Request
State the count of lines below in which the word "name" appears, and add nothing.

Exercise input
↓↓↓

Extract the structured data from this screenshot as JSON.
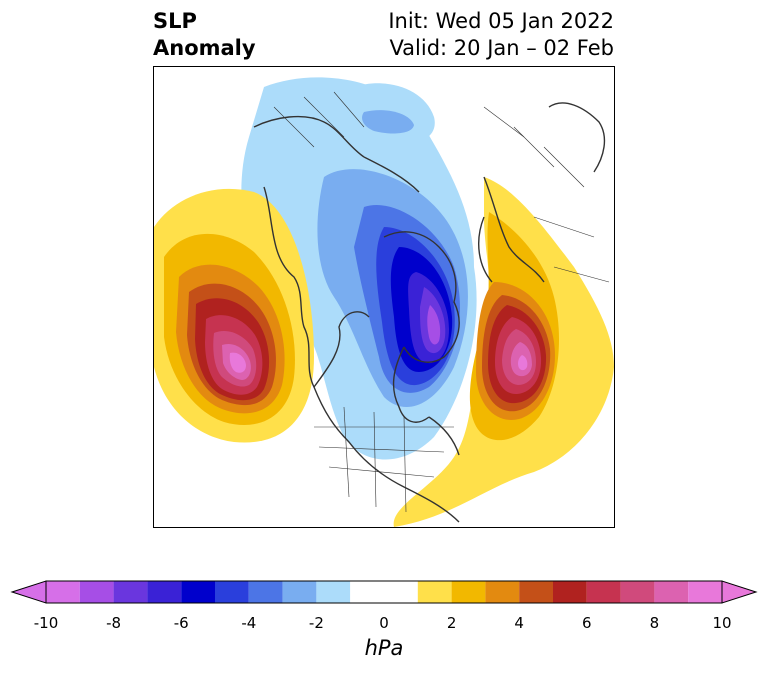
{
  "title": {
    "left_line1": "SLP",
    "left_line2": "Anomaly",
    "right_line1": "Init: Wed 05 Jan 2022",
    "right_line2": "Valid: 20 Jan – 02 Feb"
  },
  "map": {
    "projection": "polar stereographic (North Pole)",
    "field": "sea level pressure anomaly"
  },
  "colorbar": {
    "unit": "hPa",
    "ticks": [
      "-10",
      "-8",
      "-6",
      "-4",
      "-2",
      "0",
      "2",
      "4",
      "6",
      "8",
      "10"
    ],
    "levels": [
      -10,
      -9,
      -8,
      -7,
      -6,
      -5,
      -4,
      -3,
      -2,
      -1,
      1,
      2,
      3,
      4,
      5,
      6,
      7,
      8,
      9,
      10
    ],
    "colors": [
      "#d66fe8",
      "#a64ee6",
      "#6a36de",
      "#3a22d6",
      "#0000cc",
      "#2a3fdc",
      "#4c75e6",
      "#79adf0",
      "#acdcfa",
      "#ffffff",
      "#ffe04a",
      "#f2b800",
      "#e38a10",
      "#c45018",
      "#b0221f",
      "#c63350",
      "#d04a7c",
      "#dc62b0",
      "#e878da"
    ],
    "extend": "both"
  }
}
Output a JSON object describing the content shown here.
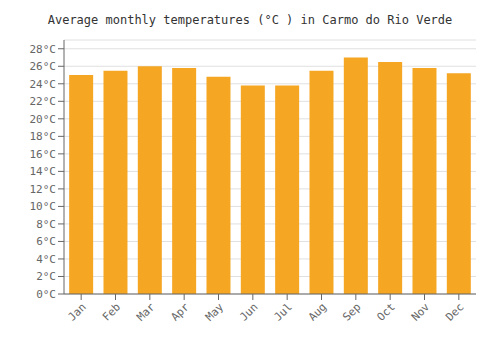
{
  "chart_data": {
    "type": "bar",
    "title": "Average monthly temperatures (°C ) in Carmo do Rio Verde",
    "categories": [
      "Jan",
      "Feb",
      "Mar",
      "Apr",
      "May",
      "Jun",
      "Jul",
      "Aug",
      "Sep",
      "Oct",
      "Nov",
      "Dec"
    ],
    "values": [
      25.0,
      25.5,
      26.0,
      25.8,
      24.8,
      23.8,
      23.8,
      25.5,
      27.0,
      26.5,
      25.8,
      25.2
    ],
    "color": "#F5A623",
    "ylim": [
      0,
      29
    ],
    "yticks": [
      {
        "value": 0,
        "label": "0°C"
      },
      {
        "value": 2,
        "label": "2°C"
      },
      {
        "value": 4,
        "label": "4°C"
      },
      {
        "value": 6,
        "label": "6°C"
      },
      {
        "value": 8,
        "label": "8°C"
      },
      {
        "value": 10,
        "label": "10°C"
      },
      {
        "value": 12,
        "label": "12°C"
      },
      {
        "value": 14,
        "label": "14°C"
      },
      {
        "value": 16,
        "label": "16°C"
      },
      {
        "value": 18,
        "label": "18°C"
      },
      {
        "value": 20,
        "label": "20°C"
      },
      {
        "value": 22,
        "label": "22°C"
      },
      {
        "value": 24,
        "label": "24°C"
      },
      {
        "value": 26,
        "label": "26°C"
      },
      {
        "value": 28,
        "label": "28°C"
      }
    ],
    "grid": true
  }
}
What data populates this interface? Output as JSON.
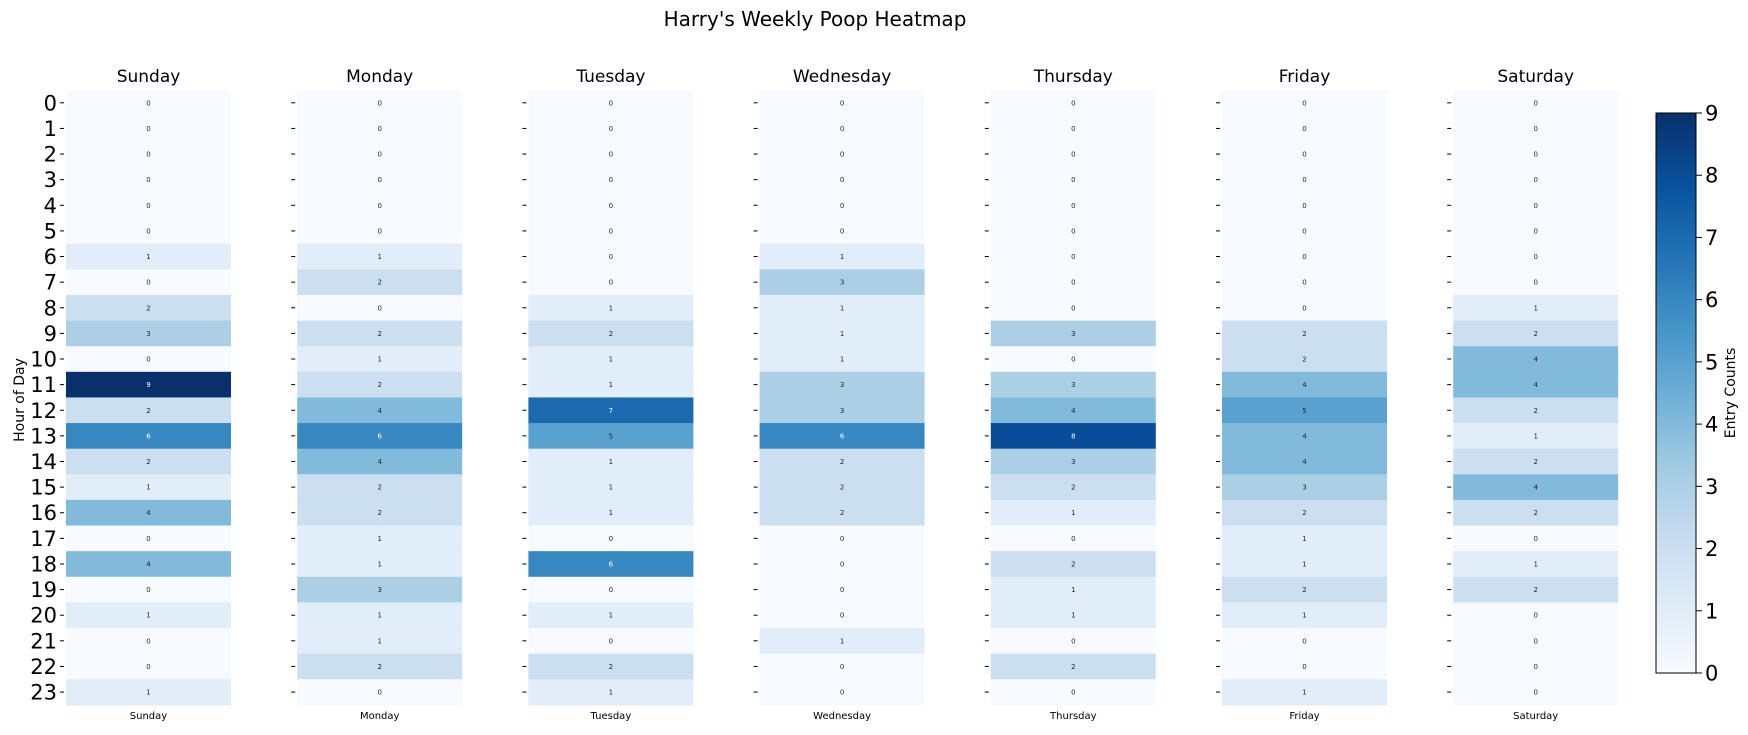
{
  "chart_data": {
    "type": "heatmap",
    "title": "Harry's Weekly Poop Heatmap",
    "days": [
      "Sunday",
      "Monday",
      "Tuesday",
      "Wednesday",
      "Thursday",
      "Friday",
      "Saturday"
    ],
    "hours": [
      "0",
      "1",
      "2",
      "3",
      "4",
      "5",
      "6",
      "7",
      "8",
      "9",
      "10",
      "11",
      "12",
      "13",
      "14",
      "15",
      "16",
      "17",
      "18",
      "19",
      "20",
      "21",
      "22",
      "23"
    ],
    "ylabel": "Hour of Day",
    "colorbar_label": "Entry Counts",
    "colorbar_ticks": [
      "0",
      "1",
      "2",
      "3",
      "4",
      "5",
      "6",
      "7",
      "8",
      "9"
    ],
    "vmin": 0,
    "vmax": 9,
    "colormap": "Blues",
    "values": [
      [
        0,
        0,
        0,
        0,
        0,
        0,
        1,
        0,
        2,
        3,
        0,
        9,
        2,
        6,
        2,
        1,
        4,
        0,
        4,
        0,
        1,
        0,
        0,
        1
      ],
      [
        0,
        0,
        0,
        0,
        0,
        0,
        1,
        2,
        0,
        2,
        1,
        2,
        4,
        6,
        4,
        2,
        2,
        1,
        1,
        3,
        1,
        1,
        2,
        0
      ],
      [
        0,
        0,
        0,
        0,
        0,
        0,
        0,
        0,
        1,
        2,
        1,
        1,
        7,
        5,
        1,
        1,
        1,
        0,
        6,
        0,
        1,
        0,
        2,
        1
      ],
      [
        0,
        0,
        0,
        0,
        0,
        0,
        1,
        3,
        1,
        1,
        1,
        3,
        3,
        6,
        2,
        2,
        2,
        0,
        0,
        0,
        0,
        1,
        0,
        0
      ],
      [
        0,
        0,
        0,
        0,
        0,
        0,
        0,
        0,
        0,
        3,
        0,
        3,
        4,
        8,
        3,
        2,
        1,
        0,
        2,
        1,
        1,
        0,
        2,
        0
      ],
      [
        0,
        0,
        0,
        0,
        0,
        0,
        0,
        0,
        0,
        2,
        2,
        4,
        5,
        4,
        4,
        3,
        2,
        1,
        1,
        2,
        1,
        0,
        0,
        1
      ],
      [
        0,
        0,
        0,
        0,
        0,
        0,
        0,
        0,
        1,
        2,
        4,
        4,
        2,
        1,
        2,
        4,
        2,
        0,
        1,
        2,
        0,
        0,
        0,
        0
      ]
    ]
  }
}
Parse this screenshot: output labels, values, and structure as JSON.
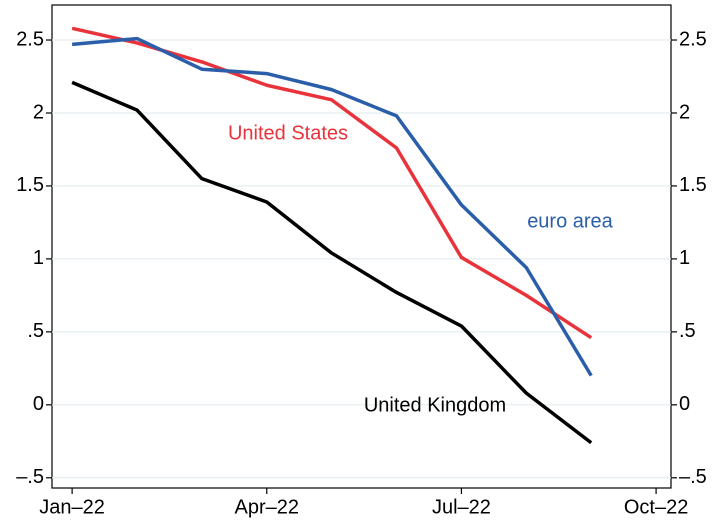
{
  "chart_data": {
    "type": "line",
    "x": [
      1,
      2,
      3,
      4,
      5,
      6,
      7,
      8,
      9
    ],
    "xlim": [
      0.69,
      10.23
    ],
    "xticks": [
      {
        "value": 1,
        "label": "Jan–22"
      },
      {
        "value": 4,
        "label": "Apr–22"
      },
      {
        "value": 7,
        "label": "Jul–22"
      },
      {
        "value": 10,
        "label": "Oct–22"
      }
    ],
    "ylim": [
      -0.57,
      2.74
    ],
    "yticks": [
      {
        "value": -0.5,
        "label": "–.5"
      },
      0,
      {
        "value": 0.5,
        "label": ".5"
      },
      1,
      1.5,
      2,
      2.5
    ],
    "y2lim": [
      -0.57,
      2.74
    ],
    "y2ticks": [
      {
        "value": -0.5,
        "label": "–.5"
      },
      0,
      {
        "value": 0.5,
        "label": ".5"
      },
      1,
      1.5,
      2,
      2.5
    ],
    "grid": true,
    "series": [
      {
        "name": "United States",
        "color": "#e8333a",
        "values": [
          2.58,
          2.48,
          2.35,
          2.19,
          2.09,
          1.76,
          1.01,
          0.75,
          0.46
        ]
      },
      {
        "name": "euro area",
        "color": "#2a5ea8",
        "values": [
          2.47,
          2.51,
          2.3,
          2.27,
          2.16,
          1.98,
          1.37,
          0.94,
          0.2
        ]
      },
      {
        "name": "United Kingdom",
        "color": "#000000",
        "values": [
          2.21,
          2.02,
          1.55,
          1.39,
          1.04,
          0.77,
          0.54,
          0.08,
          -0.26
        ]
      }
    ]
  }
}
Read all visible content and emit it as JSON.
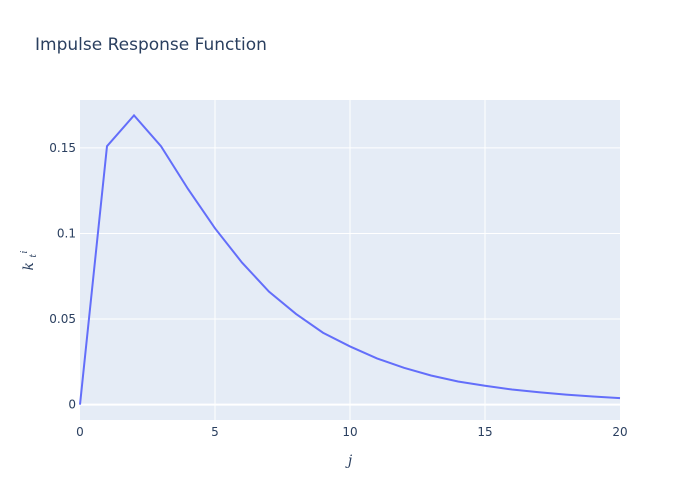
{
  "chart_data": {
    "type": "line",
    "title": "Impulse Response Function",
    "xlabel": "j",
    "ylabel": "k",
    "ylabel_superscript": "i",
    "ylabel_subscript": "t",
    "x": [
      0,
      1,
      2,
      3,
      4,
      5,
      6,
      7,
      8,
      9,
      10,
      11,
      12,
      13,
      14,
      15,
      16,
      17,
      18,
      19,
      20
    ],
    "series": [
      {
        "values": [
          0.0,
          0.151,
          0.169,
          0.151,
          0.126,
          0.103,
          0.083,
          0.066,
          0.053,
          0.042,
          0.034,
          0.027,
          0.0215,
          0.017,
          0.0135,
          0.011,
          0.0088,
          0.0072,
          0.0058,
          0.0047,
          0.0038
        ]
      }
    ],
    "xlim": [
      0,
      20
    ],
    "ylim": [
      -0.009,
      0.178
    ],
    "xticks": [
      0,
      5,
      10,
      15,
      20
    ],
    "xtick_labels": [
      "0",
      "5",
      "10",
      "15",
      "20"
    ],
    "yticks": [
      0,
      0.05,
      0.1,
      0.15
    ],
    "ytick_labels": [
      "0",
      "0.05",
      "0.1",
      "0.15"
    ],
    "grid": true,
    "colors": {
      "plot_background": "#e5ecf6",
      "line": "#636efa",
      "text": "#2a3f5f"
    }
  }
}
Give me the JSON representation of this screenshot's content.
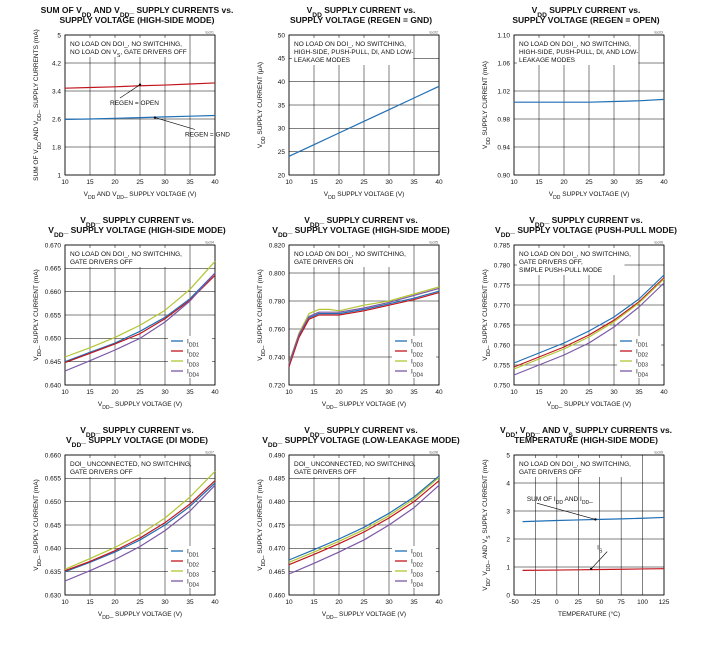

↑↑↑

Answer below
3